**Exercise directions:**
Render the lines of the records as a JSON list of strings, one string per line, with blank lines omitted and the pictures left out.

**Working data:**
---------------
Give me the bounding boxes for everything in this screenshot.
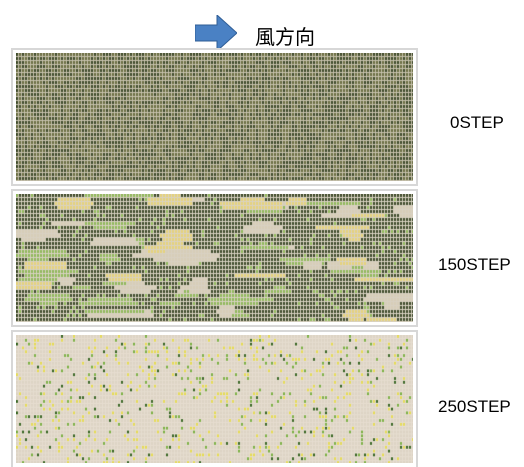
wind-direction-label: 風方向 — [255, 25, 315, 49]
header: 風方向 — [0, 0, 524, 51]
right-arrow-icon — [195, 15, 237, 51]
cell-grid-step-0 — [16, 53, 413, 181]
simulation-panel-step-250 — [11, 330, 418, 467]
cell-grid-step-250 — [16, 335, 413, 463]
step-label-150: 150STEP — [438, 255, 511, 274]
cell-grid-step-150 — [16, 194, 413, 322]
step-label-0: 0STEP — [450, 113, 504, 132]
simulation-panel-step-0 — [11, 48, 418, 186]
step-label-250: 250STEP — [438, 397, 511, 416]
simulation-panel-step-150 — [11, 189, 418, 327]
---------------
**Solution for this exercise:**
[
  "Give me the bounding boxes for everything in this screenshot.",
  "wind-direction-label: 風方向 — [255, 25, 315, 49]",
  "header: 風方向 — [0, 0, 524, 51]",
  "right-arrow-icon — [195, 15, 237, 51]",
  "cell-grid-step-0 — [16, 53, 413, 181]",
  "simulation-panel-step-250 — [11, 330, 418, 467]",
  "cell-grid-step-250 — [16, 335, 413, 463]",
  "step-label-150: 150STEP — [438, 255, 511, 274]",
  "cell-grid-step-150 — [16, 194, 413, 322]",
  "step-label-0: 0STEP — [450, 113, 504, 132]",
  "simulation-panel-step-0 — [11, 48, 418, 186]",
  "step-label-250: 250STEP — [438, 397, 511, 416]",
  "simulation-panel-step-150 — [11, 189, 418, 327]"
]